(Layout records)

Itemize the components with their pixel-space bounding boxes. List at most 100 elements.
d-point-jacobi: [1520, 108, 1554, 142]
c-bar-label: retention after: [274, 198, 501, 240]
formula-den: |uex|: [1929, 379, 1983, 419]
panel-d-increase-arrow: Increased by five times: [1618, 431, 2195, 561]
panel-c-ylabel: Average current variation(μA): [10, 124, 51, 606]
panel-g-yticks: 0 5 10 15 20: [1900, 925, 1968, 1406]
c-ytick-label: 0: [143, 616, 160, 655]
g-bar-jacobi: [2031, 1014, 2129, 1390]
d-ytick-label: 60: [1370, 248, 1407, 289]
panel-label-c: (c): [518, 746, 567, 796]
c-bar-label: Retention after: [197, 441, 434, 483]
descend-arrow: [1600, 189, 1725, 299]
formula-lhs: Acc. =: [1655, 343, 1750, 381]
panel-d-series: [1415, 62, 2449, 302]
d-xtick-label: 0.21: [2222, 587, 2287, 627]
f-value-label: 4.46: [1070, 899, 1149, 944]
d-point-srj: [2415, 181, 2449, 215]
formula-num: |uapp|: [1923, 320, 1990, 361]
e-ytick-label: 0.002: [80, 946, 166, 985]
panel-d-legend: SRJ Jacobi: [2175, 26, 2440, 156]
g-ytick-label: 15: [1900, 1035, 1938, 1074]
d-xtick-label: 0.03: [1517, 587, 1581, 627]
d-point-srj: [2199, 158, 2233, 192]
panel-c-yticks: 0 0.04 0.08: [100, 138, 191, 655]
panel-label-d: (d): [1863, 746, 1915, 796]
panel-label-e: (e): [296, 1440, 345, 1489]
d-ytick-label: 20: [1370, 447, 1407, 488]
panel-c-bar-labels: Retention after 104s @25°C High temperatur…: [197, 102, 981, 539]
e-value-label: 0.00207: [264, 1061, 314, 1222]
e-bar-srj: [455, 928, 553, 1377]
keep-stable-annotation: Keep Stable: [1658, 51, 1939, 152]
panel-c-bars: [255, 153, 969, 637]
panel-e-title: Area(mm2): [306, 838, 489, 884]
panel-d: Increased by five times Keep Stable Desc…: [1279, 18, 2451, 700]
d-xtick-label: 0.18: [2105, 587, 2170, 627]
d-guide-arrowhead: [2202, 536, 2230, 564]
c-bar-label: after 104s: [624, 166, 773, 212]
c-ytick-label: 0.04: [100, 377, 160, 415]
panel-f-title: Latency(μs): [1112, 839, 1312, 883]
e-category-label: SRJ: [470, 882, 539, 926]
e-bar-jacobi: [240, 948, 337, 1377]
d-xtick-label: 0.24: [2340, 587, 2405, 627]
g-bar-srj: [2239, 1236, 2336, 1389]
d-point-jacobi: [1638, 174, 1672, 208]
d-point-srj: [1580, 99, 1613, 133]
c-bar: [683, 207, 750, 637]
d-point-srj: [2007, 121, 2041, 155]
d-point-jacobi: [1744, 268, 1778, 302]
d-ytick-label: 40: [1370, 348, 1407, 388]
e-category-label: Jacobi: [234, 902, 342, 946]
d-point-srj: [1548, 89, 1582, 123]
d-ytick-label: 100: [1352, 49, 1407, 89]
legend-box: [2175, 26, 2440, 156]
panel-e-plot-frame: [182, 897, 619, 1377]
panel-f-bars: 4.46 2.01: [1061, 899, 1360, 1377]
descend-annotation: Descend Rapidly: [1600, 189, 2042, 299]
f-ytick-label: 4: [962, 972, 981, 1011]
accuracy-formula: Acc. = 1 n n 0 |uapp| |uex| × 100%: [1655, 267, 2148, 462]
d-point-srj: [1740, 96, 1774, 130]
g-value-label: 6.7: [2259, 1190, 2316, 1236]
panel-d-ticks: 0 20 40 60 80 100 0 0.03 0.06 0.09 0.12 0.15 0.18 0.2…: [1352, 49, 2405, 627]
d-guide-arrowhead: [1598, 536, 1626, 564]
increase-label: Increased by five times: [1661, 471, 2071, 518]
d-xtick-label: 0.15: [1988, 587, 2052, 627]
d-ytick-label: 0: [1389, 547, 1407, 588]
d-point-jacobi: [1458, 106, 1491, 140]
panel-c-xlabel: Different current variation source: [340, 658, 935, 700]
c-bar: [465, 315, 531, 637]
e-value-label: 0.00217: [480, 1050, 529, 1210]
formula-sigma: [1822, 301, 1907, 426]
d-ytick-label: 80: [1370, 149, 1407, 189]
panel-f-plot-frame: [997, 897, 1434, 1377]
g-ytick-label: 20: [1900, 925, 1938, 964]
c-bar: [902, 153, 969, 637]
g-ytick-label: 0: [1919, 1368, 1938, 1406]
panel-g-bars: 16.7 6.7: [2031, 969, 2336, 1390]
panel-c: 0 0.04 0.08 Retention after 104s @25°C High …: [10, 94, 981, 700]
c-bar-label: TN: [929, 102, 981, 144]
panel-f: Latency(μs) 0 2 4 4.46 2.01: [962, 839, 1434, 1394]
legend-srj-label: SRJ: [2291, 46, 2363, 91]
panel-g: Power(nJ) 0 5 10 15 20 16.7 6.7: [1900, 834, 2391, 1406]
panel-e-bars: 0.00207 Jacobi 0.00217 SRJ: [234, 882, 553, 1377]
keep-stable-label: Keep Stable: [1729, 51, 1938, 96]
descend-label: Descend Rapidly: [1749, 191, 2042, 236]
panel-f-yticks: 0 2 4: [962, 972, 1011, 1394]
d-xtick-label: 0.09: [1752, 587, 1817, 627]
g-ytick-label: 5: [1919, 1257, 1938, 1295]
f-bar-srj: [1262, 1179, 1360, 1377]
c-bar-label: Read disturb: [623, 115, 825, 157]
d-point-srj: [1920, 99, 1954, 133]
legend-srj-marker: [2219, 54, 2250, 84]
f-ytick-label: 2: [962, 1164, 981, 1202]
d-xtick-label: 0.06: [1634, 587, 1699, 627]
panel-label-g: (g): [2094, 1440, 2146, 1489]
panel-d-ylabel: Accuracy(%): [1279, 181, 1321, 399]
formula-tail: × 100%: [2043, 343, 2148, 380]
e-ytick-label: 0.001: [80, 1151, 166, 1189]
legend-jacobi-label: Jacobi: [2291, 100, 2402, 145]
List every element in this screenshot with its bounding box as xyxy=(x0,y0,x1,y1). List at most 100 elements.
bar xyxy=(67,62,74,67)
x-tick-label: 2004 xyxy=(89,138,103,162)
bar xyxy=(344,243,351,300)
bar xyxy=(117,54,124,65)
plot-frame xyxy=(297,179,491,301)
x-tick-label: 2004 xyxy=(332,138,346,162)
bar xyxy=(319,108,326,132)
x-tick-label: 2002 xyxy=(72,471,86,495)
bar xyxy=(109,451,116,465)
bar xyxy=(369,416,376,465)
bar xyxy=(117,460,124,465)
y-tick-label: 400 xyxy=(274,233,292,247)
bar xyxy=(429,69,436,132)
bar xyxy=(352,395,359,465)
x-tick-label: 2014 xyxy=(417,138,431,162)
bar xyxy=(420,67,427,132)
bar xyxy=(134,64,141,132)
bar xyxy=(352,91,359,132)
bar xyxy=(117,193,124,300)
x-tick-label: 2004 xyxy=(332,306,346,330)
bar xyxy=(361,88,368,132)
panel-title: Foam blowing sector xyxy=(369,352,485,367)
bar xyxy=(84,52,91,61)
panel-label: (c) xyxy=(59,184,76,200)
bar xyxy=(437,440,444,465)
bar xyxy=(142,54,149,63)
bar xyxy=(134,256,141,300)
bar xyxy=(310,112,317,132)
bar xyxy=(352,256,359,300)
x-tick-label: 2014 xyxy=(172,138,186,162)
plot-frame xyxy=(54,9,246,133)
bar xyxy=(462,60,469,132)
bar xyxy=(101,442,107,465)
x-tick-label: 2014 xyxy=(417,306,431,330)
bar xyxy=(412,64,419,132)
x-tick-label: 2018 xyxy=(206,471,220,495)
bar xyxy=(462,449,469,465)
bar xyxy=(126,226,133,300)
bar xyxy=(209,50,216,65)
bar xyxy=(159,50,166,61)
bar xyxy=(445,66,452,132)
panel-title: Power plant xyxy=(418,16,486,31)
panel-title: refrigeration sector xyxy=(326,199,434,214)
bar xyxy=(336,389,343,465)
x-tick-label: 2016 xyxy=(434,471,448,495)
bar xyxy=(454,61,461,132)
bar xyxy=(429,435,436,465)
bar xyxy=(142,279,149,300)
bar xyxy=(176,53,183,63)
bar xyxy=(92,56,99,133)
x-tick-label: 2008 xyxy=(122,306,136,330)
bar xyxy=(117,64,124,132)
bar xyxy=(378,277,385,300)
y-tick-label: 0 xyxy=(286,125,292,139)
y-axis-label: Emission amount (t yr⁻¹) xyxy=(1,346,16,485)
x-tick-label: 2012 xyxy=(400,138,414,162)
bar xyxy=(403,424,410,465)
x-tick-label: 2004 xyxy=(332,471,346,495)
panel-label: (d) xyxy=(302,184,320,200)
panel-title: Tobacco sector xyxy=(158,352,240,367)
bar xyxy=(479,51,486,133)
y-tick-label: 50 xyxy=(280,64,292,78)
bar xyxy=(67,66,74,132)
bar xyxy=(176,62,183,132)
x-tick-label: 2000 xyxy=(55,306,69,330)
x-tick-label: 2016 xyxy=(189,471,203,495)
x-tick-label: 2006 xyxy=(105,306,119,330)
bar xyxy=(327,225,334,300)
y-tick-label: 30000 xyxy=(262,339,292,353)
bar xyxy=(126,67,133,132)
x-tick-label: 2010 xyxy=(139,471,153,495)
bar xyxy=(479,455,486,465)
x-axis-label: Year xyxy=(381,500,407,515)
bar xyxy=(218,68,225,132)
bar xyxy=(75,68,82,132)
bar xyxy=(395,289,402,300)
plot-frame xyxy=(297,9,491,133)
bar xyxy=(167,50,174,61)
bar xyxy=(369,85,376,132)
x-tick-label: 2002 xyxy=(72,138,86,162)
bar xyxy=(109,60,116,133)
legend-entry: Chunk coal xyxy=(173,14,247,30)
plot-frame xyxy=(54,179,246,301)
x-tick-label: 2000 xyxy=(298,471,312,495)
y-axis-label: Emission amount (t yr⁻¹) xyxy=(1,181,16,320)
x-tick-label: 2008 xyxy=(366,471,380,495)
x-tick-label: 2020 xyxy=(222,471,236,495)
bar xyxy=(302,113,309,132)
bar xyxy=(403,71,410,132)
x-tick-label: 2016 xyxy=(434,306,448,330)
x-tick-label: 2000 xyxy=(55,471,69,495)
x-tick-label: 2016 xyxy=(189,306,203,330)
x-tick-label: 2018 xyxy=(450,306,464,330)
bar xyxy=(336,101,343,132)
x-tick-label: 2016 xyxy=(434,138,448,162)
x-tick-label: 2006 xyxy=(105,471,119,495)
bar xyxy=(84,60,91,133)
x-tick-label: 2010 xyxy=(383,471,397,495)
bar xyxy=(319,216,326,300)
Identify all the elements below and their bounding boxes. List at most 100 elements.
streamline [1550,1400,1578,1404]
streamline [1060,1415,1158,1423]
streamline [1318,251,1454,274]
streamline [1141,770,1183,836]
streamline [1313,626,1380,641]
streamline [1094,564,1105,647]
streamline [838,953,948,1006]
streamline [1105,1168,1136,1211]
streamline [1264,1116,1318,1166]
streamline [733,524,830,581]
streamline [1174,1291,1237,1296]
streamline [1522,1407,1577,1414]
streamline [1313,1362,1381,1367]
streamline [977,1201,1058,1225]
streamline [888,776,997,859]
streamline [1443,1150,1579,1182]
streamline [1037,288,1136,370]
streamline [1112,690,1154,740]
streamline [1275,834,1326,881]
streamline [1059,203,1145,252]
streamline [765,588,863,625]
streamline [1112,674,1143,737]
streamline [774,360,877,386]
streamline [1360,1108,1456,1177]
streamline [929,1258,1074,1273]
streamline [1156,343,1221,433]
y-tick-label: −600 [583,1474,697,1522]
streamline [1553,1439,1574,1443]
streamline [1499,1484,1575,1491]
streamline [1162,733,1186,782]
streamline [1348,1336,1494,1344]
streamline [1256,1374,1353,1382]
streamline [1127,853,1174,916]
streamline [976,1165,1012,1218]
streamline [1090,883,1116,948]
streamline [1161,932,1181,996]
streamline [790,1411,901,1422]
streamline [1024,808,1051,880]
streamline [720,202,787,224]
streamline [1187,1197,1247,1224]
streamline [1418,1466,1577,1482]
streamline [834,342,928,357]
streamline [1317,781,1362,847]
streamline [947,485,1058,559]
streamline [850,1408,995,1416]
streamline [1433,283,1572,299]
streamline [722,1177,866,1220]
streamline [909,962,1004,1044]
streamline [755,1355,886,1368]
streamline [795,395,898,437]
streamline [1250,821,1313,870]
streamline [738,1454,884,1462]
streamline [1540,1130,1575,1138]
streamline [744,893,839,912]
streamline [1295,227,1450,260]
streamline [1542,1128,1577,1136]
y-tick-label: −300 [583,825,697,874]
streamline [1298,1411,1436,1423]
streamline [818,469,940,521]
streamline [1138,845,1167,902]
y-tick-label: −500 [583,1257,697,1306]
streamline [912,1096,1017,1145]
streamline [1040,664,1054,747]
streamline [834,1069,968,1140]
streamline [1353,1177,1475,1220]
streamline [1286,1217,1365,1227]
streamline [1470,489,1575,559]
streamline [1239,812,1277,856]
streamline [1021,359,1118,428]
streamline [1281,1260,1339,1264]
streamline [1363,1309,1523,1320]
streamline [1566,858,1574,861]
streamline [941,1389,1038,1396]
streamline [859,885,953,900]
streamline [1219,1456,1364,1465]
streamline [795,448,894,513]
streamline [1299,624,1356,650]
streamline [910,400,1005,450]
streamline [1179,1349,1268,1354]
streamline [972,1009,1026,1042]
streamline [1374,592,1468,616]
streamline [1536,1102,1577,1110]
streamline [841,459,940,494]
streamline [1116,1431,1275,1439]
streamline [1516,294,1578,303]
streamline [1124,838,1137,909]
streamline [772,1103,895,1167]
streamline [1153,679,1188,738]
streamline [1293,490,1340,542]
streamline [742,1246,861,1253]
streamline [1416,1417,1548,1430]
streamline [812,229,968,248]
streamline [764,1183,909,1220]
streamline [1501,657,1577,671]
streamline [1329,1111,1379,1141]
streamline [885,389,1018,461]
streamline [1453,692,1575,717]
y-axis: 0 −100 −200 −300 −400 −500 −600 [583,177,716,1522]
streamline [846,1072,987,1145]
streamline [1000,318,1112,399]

Problem to solve: Render the lines from the first one through the line containing "e-bar-srj: [455, 928, 553, 1377]" as a JSON list of strings, with one string per line and blank lines omitted.

Response to the task:
[
  "Itemize the components with their pixel-space bounding boxes. List at most 100 elements.",
  "d-point-jacobi: [1520, 108, 1554, 142]",
  "c-bar-label: retention after: [274, 198, 501, 240]",
  "formula-den: |uex|: [1929, 379, 1983, 419]",
  "panel-d-increase-arrow: Increased by five times: [1618, 431, 2195, 561]",
  "panel-c-ylabel: Average current variation(μA): [10, 124, 51, 606]",
  "panel-g-yticks: 0 5 10 15 20: [1900, 925, 1968, 1406]",
  "c-ytick-label: 0: [143, 616, 160, 655]",
  "g-bar-jacobi: [2031, 1014, 2129, 1390]",
  "d-ytick-label: 60: [1370, 248, 1407, 289]",
  "panel-label-c: (c): [518, 746, 567, 796]",
  "c-bar-label: Retention after: [197, 441, 434, 483]",
  "descend-arrow: [1600, 189, 1725, 299]",
  "formula-lhs: Acc. =: [1655, 343, 1750, 381]",
  "panel-d-series: [1415, 62, 2449, 302]",
  "d-xtick-label: 0.21: [2222, 587, 2287, 627]",
  "f-value-label: 4.46: [1070, 899, 1149, 944]",
  "d-point-srj: [2415, 181, 2449, 215]",
  "formula-num: |uapp|: [1923, 320, 1990, 361]",
  "e-ytick-label: 0.002: [80, 946, 166, 985]",
  "panel-d-legend: SRJ Jacobi: [2175, 26, 2440, 156]",
  "g-ytick-label: 15: [1900, 1035, 1938, 1074]",
  "d-xtick-label: 0.03: [1517, 587, 1581, 627]",
  "d-point-srj: [2199, 158, 2233, 192]",
  "panel-c-yticks: 0 0.04 0.08: [100, 138, 191, 655]",
  "panel-label-d: (d): [1863, 746, 1915, 796]",
  "panel-label-e: (e): [296, 1440, 345, 1489]",
  "d-ytick-label: 20: [1370, 447, 1407, 488]",
  "panel-c-bar-labels: Retention after 104s @25°C High temperatur…: [197, 102, 981, 539]",
  "e-value-label: 0.00207: [264, 1061, 314, 1222]",
  "e-bar-srj: [455, 928, 553, 1377]"
]